• [The exercise]: Copy every line of the entries that includes the word "period".

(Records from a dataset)
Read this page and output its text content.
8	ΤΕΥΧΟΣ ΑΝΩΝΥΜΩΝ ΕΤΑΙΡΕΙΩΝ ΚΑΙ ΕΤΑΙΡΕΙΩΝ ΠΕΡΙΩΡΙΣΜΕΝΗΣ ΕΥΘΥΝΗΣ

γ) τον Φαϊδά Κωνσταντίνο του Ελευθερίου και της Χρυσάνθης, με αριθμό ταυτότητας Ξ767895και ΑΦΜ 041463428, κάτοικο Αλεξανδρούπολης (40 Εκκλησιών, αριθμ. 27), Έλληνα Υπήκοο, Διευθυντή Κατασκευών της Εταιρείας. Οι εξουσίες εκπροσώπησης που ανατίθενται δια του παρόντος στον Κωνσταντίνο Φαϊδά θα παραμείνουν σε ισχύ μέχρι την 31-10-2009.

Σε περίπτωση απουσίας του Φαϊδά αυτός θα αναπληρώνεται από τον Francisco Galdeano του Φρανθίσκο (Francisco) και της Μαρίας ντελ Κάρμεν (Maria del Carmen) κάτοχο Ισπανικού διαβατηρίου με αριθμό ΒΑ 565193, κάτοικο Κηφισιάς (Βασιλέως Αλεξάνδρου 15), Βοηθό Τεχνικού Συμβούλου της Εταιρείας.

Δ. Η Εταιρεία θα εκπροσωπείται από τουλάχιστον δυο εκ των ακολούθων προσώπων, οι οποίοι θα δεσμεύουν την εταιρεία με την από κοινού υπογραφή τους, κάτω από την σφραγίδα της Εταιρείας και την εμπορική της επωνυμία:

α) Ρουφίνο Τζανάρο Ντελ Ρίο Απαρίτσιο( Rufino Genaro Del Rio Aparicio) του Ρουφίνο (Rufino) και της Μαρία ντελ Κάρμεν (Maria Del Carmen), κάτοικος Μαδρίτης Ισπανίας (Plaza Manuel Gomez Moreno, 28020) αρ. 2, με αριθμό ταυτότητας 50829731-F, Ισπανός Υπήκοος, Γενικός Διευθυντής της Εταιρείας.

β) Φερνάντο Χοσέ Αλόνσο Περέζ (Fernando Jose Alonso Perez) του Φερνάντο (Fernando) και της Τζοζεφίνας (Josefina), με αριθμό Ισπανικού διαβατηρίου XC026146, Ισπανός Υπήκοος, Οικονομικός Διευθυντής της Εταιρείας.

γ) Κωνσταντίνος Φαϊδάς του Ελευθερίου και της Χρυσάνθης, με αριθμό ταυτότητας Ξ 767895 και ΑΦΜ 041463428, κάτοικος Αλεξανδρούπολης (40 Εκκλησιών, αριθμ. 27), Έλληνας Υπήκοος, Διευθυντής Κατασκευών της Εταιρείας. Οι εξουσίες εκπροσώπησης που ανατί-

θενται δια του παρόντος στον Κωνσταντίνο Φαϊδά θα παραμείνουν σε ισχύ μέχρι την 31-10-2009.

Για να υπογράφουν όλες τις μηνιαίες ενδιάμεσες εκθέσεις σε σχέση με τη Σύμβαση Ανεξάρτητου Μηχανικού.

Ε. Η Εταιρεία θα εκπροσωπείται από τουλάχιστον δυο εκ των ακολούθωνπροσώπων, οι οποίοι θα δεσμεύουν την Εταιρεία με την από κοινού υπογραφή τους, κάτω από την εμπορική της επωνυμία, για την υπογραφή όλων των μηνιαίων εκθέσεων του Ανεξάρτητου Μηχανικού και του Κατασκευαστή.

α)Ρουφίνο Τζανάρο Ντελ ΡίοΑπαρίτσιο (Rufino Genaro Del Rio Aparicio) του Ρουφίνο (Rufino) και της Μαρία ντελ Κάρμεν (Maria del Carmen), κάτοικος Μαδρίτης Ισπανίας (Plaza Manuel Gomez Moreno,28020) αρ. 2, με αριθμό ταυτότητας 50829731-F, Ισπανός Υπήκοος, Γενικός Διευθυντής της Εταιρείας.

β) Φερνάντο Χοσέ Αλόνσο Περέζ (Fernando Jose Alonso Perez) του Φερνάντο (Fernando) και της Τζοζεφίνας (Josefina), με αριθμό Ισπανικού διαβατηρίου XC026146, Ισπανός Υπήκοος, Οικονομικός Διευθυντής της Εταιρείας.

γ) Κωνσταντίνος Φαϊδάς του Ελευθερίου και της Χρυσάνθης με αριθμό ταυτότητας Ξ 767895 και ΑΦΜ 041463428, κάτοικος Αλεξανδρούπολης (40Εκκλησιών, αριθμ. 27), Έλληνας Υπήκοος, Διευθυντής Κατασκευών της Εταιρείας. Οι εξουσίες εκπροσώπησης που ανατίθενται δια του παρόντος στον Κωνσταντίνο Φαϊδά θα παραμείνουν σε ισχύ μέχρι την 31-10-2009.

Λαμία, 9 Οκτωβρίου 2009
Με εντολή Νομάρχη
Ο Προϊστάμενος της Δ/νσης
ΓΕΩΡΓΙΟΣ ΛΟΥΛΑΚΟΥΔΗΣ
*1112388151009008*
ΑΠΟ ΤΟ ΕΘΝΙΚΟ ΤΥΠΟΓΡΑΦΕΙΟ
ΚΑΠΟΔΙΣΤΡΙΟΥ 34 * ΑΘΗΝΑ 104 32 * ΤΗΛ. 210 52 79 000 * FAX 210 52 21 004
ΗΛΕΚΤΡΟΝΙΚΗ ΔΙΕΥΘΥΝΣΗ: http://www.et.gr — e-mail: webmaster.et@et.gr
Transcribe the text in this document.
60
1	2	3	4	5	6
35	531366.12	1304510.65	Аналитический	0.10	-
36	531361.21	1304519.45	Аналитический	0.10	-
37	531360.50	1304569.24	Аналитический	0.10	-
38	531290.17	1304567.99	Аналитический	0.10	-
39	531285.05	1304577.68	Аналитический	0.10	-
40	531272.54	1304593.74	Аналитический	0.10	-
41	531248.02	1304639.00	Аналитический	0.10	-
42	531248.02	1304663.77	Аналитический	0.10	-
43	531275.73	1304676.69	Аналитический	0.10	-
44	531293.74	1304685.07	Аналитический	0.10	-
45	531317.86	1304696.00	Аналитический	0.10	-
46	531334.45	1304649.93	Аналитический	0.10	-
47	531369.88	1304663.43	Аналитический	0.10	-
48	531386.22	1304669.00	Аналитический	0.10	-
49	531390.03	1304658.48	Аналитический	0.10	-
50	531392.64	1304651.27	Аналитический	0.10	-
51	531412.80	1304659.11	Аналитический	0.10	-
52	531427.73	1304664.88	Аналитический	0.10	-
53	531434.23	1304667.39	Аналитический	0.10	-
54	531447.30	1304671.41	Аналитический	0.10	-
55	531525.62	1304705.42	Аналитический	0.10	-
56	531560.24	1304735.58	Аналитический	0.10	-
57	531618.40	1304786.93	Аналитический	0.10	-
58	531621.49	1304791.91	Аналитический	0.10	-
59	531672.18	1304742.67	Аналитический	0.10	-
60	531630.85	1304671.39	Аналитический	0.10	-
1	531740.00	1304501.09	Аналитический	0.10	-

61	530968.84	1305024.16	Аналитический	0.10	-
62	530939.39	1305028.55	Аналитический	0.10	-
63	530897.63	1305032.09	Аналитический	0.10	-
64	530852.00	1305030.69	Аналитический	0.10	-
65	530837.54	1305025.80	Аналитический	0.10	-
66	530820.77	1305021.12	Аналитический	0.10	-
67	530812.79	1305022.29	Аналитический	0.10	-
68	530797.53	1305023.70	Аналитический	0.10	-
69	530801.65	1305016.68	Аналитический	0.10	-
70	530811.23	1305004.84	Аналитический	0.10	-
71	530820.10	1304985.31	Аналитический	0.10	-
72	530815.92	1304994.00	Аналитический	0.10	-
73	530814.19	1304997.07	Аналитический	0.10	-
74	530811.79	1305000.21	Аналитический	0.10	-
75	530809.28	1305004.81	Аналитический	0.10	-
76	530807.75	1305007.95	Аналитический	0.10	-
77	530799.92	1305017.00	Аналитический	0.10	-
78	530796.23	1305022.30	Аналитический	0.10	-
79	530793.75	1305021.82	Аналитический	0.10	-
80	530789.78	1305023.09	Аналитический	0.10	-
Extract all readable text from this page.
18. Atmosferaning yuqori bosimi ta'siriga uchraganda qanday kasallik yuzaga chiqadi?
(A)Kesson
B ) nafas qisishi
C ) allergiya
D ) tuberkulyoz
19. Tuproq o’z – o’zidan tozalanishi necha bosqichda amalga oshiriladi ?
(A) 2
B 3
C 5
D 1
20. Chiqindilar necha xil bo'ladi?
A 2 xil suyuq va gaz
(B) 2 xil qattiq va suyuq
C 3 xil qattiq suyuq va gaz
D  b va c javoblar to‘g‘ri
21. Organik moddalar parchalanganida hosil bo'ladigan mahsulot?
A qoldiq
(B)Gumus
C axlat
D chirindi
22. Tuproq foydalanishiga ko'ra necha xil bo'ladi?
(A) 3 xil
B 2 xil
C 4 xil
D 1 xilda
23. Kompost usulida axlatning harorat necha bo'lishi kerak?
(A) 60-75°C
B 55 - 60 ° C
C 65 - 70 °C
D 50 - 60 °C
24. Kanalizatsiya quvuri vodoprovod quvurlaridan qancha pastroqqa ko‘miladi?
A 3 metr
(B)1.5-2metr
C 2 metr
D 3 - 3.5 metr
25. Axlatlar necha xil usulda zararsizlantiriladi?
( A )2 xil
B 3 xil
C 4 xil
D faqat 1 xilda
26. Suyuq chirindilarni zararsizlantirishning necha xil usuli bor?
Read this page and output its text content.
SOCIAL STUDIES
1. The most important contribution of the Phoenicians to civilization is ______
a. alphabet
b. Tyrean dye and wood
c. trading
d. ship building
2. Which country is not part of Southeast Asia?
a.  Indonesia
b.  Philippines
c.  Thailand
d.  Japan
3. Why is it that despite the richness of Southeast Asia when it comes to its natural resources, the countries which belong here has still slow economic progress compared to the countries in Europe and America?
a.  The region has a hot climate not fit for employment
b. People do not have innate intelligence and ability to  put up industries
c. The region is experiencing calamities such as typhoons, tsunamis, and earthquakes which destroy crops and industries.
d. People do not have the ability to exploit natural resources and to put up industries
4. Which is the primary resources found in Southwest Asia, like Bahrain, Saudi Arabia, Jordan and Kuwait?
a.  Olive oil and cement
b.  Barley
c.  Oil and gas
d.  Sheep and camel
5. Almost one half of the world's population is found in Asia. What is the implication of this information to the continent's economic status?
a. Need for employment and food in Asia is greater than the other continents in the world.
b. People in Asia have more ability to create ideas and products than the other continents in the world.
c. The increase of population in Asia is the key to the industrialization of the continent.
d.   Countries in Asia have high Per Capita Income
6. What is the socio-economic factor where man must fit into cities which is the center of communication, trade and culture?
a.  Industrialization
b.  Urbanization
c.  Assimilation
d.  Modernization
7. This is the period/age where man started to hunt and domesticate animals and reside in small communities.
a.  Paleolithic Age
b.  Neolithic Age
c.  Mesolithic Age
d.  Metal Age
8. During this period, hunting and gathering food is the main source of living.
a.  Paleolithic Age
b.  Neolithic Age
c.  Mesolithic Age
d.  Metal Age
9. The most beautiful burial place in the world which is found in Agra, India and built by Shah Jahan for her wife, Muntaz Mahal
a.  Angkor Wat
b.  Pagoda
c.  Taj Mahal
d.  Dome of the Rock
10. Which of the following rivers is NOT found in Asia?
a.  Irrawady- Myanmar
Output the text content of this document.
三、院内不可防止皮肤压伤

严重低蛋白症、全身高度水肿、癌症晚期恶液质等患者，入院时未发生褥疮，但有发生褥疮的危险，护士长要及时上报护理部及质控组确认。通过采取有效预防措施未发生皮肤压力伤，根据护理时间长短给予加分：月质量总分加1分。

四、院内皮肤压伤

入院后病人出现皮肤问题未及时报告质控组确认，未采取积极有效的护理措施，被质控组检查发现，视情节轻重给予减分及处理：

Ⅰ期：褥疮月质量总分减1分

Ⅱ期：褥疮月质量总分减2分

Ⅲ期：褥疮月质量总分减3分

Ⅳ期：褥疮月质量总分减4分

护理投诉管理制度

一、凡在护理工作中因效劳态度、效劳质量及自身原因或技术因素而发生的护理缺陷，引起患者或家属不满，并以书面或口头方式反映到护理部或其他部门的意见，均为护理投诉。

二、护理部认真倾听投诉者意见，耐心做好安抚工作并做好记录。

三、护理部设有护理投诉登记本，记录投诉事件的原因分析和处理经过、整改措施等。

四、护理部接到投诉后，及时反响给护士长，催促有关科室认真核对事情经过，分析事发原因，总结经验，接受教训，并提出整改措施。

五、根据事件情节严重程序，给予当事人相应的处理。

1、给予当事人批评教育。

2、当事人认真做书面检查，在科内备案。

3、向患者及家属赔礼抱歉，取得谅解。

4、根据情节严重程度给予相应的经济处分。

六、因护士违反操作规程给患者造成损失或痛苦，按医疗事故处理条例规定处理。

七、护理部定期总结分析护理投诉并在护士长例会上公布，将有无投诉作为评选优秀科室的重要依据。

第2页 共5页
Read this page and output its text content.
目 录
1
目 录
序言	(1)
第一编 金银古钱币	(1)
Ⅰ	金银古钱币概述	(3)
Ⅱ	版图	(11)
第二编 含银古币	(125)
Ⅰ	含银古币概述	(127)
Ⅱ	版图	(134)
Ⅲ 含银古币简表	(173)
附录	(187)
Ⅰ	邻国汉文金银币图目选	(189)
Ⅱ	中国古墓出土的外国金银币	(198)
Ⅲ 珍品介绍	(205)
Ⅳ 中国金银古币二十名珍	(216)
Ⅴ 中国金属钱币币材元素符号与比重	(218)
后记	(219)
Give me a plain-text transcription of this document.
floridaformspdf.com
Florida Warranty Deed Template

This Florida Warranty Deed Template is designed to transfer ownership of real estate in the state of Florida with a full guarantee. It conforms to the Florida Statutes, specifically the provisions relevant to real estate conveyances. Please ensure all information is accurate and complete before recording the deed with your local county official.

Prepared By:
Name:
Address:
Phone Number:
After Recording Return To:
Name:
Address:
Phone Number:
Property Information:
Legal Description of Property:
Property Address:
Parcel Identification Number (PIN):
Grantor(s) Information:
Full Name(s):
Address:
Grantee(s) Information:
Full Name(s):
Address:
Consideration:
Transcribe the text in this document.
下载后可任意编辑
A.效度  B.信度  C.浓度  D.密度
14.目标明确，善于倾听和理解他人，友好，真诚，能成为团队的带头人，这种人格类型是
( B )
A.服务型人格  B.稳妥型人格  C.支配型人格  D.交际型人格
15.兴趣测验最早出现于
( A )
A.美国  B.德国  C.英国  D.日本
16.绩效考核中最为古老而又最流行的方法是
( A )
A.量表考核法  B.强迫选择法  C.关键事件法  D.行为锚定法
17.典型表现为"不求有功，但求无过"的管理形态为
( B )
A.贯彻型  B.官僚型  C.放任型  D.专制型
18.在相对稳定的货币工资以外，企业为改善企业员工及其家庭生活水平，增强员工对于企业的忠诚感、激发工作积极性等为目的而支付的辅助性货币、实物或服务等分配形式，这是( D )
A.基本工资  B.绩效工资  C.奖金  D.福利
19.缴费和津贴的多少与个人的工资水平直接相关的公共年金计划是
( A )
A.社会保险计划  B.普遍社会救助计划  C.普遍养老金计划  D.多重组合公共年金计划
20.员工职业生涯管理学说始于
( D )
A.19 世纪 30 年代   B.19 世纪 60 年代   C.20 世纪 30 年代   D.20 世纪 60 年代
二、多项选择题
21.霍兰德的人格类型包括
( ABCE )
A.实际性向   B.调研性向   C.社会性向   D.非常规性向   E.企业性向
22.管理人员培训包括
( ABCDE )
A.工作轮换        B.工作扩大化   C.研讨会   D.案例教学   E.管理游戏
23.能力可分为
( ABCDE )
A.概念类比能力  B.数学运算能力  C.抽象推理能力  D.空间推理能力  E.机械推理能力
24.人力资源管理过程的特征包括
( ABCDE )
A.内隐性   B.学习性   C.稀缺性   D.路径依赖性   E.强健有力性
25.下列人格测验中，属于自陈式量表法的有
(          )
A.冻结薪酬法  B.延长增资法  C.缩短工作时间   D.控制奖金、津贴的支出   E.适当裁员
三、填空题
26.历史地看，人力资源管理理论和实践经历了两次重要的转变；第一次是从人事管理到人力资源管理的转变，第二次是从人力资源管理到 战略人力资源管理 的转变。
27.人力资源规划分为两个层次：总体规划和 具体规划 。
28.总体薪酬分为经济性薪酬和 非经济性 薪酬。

• [Written reply]:
7. This is the period/age where man started to hunt and domesticate animals and reside in small communities.
8. During this period, hunting and gathering food is the main source of living.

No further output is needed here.